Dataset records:
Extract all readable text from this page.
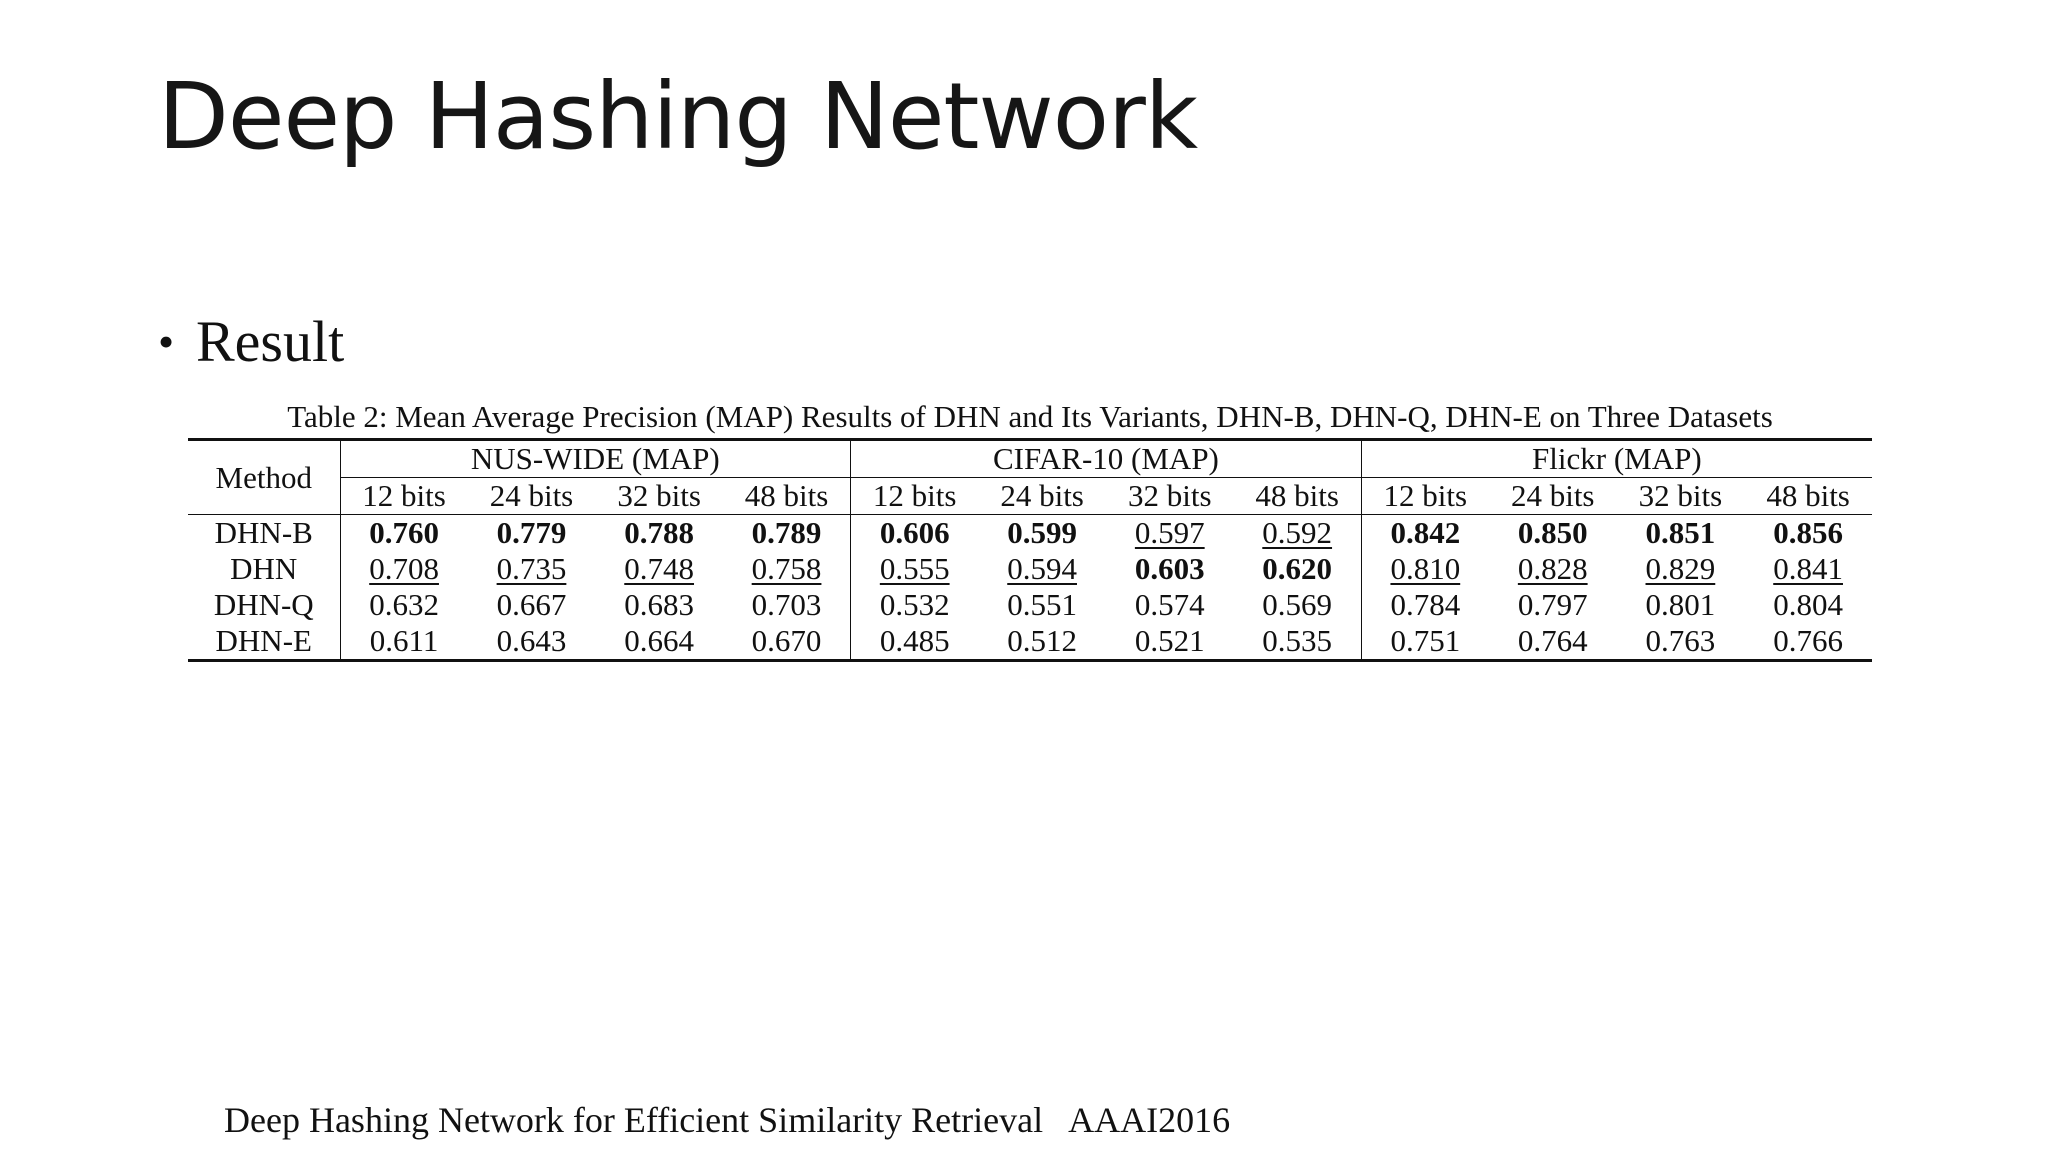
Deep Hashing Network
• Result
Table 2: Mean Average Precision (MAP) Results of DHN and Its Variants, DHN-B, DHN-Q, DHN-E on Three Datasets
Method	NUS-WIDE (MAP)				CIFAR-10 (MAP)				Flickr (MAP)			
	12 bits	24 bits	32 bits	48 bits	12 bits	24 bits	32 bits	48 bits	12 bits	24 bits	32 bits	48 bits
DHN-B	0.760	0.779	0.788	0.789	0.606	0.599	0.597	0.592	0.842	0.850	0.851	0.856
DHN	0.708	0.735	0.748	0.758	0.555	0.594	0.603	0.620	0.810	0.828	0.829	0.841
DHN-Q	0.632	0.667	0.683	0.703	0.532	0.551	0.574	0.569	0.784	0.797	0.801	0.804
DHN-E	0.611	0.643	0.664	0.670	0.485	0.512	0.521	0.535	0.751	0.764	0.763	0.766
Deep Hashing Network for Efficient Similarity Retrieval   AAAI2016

What is needed :: Copy every line of the material in which the word "Network" occurs.

Exercise result ::
Deep Hashing Network
Deep Hashing Network for Efficient Similarity Retrieval   AAAI2016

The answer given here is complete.